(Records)
################

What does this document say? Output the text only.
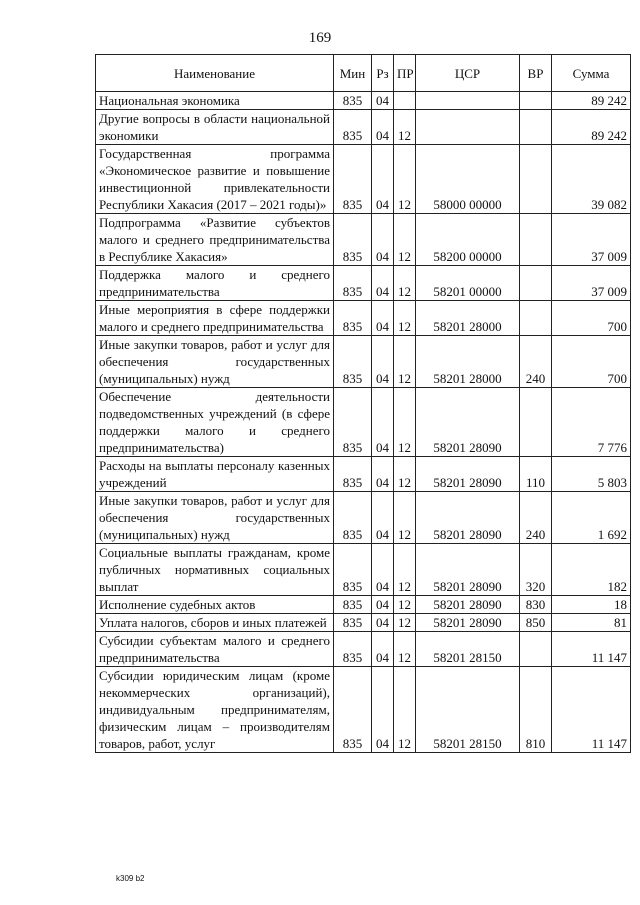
169
Наименование	Мин	Рз	ПР	ЦСР	ВР	Сумма
Национальная экономика	835	04				89 242
Другие вопросы в области национальной экономики	835	04	12			89 242
Государственная программа «Экономическое развитие и повышение инвестиционной привлекательности Республики Хакасия (2017 – 2021 годы)»	835	04	12	58000 00000		39 082
Подпрограмма «Развитие субъектов малого и среднего предпринимательства в Республике Хакасия»	835	04	12	58200 00000		37 009
Поддержка малого и среднего предпринимательства	835	04	12	58201 00000		37 009
Иные мероприятия в сфере поддержки малого и среднего предпринимательства	835	04	12	58201 28000		700
Иные закупки товаров, работ и услуг для обеспечения государственных (муниципальных) нужд	835	04	12	58201 28000	240	700
Обеспечение деятельности подведомственных учреждений (в сфере поддержки малого и среднего предпринимательства)	835	04	12	58201 28090		7 776
Расходы на выплаты персоналу казенных учреждений	835	04	12	58201 28090	110	5 803
Иные закупки товаров, работ и услуг для обеспечения государственных (муниципальных) нужд	835	04	12	58201 28090	240	1 692
Социальные выплаты гражданам, кроме публичных нормативных социальных выплат	835	04	12	58201 28090	320	182
Исполнение судебных актов	835	04	12	58201 28090	830	18
Уплата налогов, сборов и иных платежей	835	04	12	58201 28090	850	81
Субсидии субъектам малого и среднего предпринимательства	835	04	12	58201 28150		11 147
Субсидии юридическим лицам (кроме некоммерческих организаций), индивидуальным предпринимателям, физическим лицам – производителям товаров, работ, услуг	835	04	12	58201 28150	810	11 147
k309 b2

################

-- Request --
Quote the entries above word for word. Leave the images out.

-- Problem solution --
What does this document say? Output the text only.
169
Наименование	Мин	Рз	ПР	ЦСР	ВР	Сумма
Национальная экономика	835	04				89 242
Другие вопросы в области национальной экономики	835	04	12			89 242
Государственная программа «Экономическое развитие и повышение инвестиционной привлекательности Республики Хакасия (2017 – 2021 годы)»	835	04	12	58000 00000		39 082
Подпрограмма «Развитие субъектов малого и среднего предпринимательства в Республике Хакасия»	835	04	12	58200 00000		37 009
Поддержка малого и среднего предпринимательства	835	04	12	58201 00000		37 009
Иные мероприятия в сфере поддержки малого и среднего предпринимательства	835	04	12	58201 28000		700
Иные закупки товаров, работ и услуг для обеспечения государственных (муниципальных) нужд	835	04	12	58201 28000	240	700
Обеспечение деятельности подведомственных учреждений (в сфере поддержки малого и среднего предпринимательства)	835	04	12	58201 28090		7 776
Расходы на выплаты персоналу казенных учреждений	835	04	12	58201 28090	110	5 803
Иные закупки товаров, работ и услуг для обеспечения государственных (муниципальных) нужд	835	04	12	58201 28090	240	1 692
Социальные выплаты гражданам, кроме публичных нормативных социальных выплат	835	04	12	58201 28090	320	182
Исполнение судебных актов	835	04	12	58201 28090	830	18
Уплата налогов, сборов и иных платежей	835	04	12	58201 28090	850	81
Субсидии субъектам малого и среднего предпринимательства	835	04	12	58201 28150		11 147
Субсидии юридическим лицам (кроме некоммерческих организаций), индивидуальным предпринимателям, физическим лицам – производителям товаров, работ, услуг	835	04	12	58201 28150	810	11 147
k309 b2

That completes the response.